◆ **Written problem**
Tally each line where the word "hours" occurs, then give only the total.

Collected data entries
++++++++
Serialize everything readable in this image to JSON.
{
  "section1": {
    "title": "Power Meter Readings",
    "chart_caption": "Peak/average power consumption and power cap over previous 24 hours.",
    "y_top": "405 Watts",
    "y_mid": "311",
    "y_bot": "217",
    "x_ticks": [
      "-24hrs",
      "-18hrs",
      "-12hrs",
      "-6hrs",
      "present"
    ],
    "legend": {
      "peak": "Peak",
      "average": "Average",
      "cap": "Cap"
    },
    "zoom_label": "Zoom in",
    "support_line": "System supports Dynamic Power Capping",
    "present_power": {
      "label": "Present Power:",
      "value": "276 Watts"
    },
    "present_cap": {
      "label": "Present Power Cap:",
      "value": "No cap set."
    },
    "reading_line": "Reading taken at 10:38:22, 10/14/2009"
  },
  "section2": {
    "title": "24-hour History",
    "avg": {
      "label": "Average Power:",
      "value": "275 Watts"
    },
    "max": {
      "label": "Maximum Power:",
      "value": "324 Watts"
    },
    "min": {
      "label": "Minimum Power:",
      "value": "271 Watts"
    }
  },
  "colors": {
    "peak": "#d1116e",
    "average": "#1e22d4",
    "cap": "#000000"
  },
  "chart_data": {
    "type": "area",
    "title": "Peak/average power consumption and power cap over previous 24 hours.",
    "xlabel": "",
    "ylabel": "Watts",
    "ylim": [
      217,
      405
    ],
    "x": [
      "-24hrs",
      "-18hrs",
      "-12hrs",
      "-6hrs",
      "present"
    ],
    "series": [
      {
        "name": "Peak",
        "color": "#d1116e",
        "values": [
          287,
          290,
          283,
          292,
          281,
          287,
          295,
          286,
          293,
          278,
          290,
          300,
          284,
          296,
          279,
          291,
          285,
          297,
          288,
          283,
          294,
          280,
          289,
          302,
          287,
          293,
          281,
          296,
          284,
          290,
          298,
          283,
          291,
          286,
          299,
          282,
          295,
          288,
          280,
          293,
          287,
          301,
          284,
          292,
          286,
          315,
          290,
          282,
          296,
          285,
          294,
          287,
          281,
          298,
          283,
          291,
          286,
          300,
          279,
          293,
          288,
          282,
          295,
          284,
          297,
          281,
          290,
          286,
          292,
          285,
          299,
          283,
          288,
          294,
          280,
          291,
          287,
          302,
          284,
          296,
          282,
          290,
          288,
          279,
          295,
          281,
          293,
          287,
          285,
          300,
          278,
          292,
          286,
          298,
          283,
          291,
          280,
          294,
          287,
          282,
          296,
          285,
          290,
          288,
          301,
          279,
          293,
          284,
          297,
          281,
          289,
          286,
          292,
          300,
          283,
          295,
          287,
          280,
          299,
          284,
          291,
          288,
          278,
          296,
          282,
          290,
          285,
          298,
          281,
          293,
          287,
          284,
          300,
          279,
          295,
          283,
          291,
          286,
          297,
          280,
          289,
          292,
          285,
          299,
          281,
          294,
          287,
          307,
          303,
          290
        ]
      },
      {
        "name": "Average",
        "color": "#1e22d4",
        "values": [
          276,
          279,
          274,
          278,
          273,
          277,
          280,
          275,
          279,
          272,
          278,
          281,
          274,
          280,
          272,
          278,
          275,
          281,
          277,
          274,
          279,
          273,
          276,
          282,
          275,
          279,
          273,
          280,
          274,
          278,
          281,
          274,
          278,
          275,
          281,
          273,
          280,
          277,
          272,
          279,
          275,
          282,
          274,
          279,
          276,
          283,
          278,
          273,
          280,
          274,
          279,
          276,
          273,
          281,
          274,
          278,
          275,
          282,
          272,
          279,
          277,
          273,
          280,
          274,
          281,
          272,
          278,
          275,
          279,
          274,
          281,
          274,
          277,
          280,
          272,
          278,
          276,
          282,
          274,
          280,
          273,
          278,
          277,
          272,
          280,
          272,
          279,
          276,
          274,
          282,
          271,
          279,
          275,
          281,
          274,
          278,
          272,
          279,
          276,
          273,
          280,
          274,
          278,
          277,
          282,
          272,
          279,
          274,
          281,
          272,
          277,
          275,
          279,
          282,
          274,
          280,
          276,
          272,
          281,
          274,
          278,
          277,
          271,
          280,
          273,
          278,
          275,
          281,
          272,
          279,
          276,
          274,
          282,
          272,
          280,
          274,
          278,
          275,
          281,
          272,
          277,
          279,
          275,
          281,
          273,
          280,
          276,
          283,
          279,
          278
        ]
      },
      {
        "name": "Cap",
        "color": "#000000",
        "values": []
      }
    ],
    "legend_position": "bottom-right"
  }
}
++++++++
◆ **Result**
2